Copy out the data below verbatim.

EXCERPTED RECORDS ▸

========================================

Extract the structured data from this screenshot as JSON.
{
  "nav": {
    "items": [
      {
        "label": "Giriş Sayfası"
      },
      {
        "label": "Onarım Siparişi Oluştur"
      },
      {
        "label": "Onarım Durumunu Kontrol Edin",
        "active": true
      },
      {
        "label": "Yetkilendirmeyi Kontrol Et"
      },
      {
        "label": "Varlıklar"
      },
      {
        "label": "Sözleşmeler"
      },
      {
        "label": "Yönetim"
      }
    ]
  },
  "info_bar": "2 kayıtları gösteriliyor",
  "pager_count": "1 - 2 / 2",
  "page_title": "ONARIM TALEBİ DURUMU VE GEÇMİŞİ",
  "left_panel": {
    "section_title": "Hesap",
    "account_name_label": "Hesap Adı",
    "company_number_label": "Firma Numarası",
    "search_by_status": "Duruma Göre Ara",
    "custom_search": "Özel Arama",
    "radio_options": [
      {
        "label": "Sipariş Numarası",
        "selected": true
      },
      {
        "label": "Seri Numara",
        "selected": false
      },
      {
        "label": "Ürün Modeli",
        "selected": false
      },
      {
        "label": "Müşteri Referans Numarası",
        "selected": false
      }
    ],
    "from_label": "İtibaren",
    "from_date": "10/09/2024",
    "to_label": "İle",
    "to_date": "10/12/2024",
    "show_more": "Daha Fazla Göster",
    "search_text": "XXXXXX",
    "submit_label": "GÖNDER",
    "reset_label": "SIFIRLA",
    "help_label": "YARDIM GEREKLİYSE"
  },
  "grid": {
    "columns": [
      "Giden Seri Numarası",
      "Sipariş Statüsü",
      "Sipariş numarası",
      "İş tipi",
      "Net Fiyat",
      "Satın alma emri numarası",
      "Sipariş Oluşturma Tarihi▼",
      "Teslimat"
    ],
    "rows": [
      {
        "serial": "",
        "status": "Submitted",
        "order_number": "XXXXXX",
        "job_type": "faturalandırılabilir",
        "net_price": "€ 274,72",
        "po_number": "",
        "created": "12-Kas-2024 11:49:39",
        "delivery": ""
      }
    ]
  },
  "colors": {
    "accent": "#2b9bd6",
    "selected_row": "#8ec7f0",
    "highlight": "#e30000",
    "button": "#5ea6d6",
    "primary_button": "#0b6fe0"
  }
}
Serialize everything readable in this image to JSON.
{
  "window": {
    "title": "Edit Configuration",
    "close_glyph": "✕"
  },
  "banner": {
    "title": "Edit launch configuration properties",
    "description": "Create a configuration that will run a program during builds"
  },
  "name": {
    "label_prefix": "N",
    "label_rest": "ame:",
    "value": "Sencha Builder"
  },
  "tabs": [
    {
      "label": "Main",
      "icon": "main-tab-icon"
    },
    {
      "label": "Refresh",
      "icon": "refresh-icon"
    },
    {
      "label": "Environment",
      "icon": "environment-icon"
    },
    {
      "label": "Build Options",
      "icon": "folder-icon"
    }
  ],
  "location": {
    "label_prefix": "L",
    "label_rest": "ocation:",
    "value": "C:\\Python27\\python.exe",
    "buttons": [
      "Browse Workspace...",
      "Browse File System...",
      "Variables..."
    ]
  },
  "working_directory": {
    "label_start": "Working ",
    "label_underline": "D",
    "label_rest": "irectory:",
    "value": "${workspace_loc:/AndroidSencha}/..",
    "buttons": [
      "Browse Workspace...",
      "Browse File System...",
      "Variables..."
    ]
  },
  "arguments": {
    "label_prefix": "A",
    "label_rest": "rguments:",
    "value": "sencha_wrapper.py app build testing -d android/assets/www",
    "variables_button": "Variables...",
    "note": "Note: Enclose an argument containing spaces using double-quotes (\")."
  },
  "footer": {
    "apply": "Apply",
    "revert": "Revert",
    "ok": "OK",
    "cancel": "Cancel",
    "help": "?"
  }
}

========================================

SOLUTION ▸
Extract the structured data from this screenshot as JSON.
{
  "nav": {
    "items": [
      {
        "label": "Giriş Sayfası"
      },
      {
        "label": "Onarım Siparişi Oluştur"
      },
      {
        "label": "Onarım Durumunu Kontrol Edin",
        "active": true
      },
      {
        "label": "Yetkilendirmeyi Kontrol Et"
      },
      {
        "label": "Varlıklar"
      },
      {
        "label": "Sözleşmeler"
      },
      {
        "label": "Yönetim"
      }
    ]
  },
  "info_bar": "2 kayıtları gösteriliyor",
  "pager_count": "1 - 2 / 2",
  "page_title": "ONARIM TALEBİ DURUMU VE GEÇMİŞİ",
  "left_panel": {
    "section_title": "Hesap",
    "account_name_label": "Hesap Adı",
    "company_number_label": "Firma Numarası",
    "search_by_status": "Duruma Göre Ara",
    "custom_search": "Özel Arama",
    "radio_options": [
      {
        "label": "Sipariş Numarası",
        "selected": true
      },
      {
        "label": "Seri Numara",
        "selected": false
      },
      {
        "label": "Ürün Modeli",
        "selected": false
      },
      {
        "label": "Müşteri Referans Numarası",
        "selected": false
      }
    ],
    "from_label": "İtibaren",
    "from_date": "10/09/2024",
    "to_label": "İle",
    "to_date": "10/12/2024",
    "show_more": "Daha Fazla Göster",
    "search_text": "XXXXXX",
    "submit_label": "GÖNDER",
    "reset_label": "SIFIRLA",
    "help_label": "YARDIM GEREKLİYSE"
  },
  "grid": {
    "columns": [
      "Giden Seri Numarası",
      "Sipariş Statüsü",
      "Sipariş numarası",
      "İş tipi",
      "Net Fiyat",
      "Satın alma emri numarası",
      "Sipariş Oluşturma Tarihi▼",
      "Teslimat"
    ],
    "rows": [
      {
        "serial": "",
        "status": "Submitted",
        "order_number": "XXXXXX",
        "job_type": "faturalandırılabilir",
        "net_price": "€ 274,72",
        "po_number": "",
        "created": "12-Kas-2024 11:49:39",
        "delivery": ""
      }
    ]
  },
  "colors": {
    "accent": "#2b9bd6",
    "selected_row": "#8ec7f0",
    "highlight": "#e30000",
    "button": "#5ea6d6",
    "primary_button": "#0b6fe0"
  }
}
Serialize everything readable in this image to JSON.
{
  "window": {
    "title": "Edit Configuration",
    "close_glyph": "✕"
  },
  "banner": {
    "title": "Edit launch configuration properties",
    "description": "Create a configuration that will run a program during builds"
  },
  "name": {
    "label_prefix": "N",
    "label_rest": "ame:",
    "value": "Sencha Builder"
  },
  "tabs": [
    {
      "label": "Main",
      "icon": "main-tab-icon"
    },
    {
      "label": "Refresh",
      "icon": "refresh-icon"
    },
    {
      "label": "Environment",
      "icon": "environment-icon"
    },
    {
      "label": "Build Options",
      "icon": "folder-icon"
    }
  ],
  "location": {
    "label_prefix": "L",
    "label_rest": "ocation:",
    "value": "C:\\Python27\\python.exe",
    "buttons": [
      "Browse Workspace...",
      "Browse File System...",
      "Variables..."
    ]
  },
  "working_directory": {
    "label_start": "Working ",
    "label_underline": "D",
    "label_rest": "irectory:",
    "value": "${workspace_loc:/AndroidSencha}/..",
    "buttons": [
      "Browse Workspace...",
      "Browse File System...",
      "Variables..."
    ]
  },
  "arguments": {
    "label_prefix": "A",
    "label_rest": "rguments:",
    "value": "sencha_wrapper.py app build testing -d android/assets/www",
    "variables_button": "Variables...",
    "note": "Note: Enclose an argument containing spaces using double-quotes (\")."
  },
  "footer": {
    "apply": "Apply",
    "revert": "Revert",
    "ok": "OK",
    "cancel": "Cancel",
    "help": "?"
  }
}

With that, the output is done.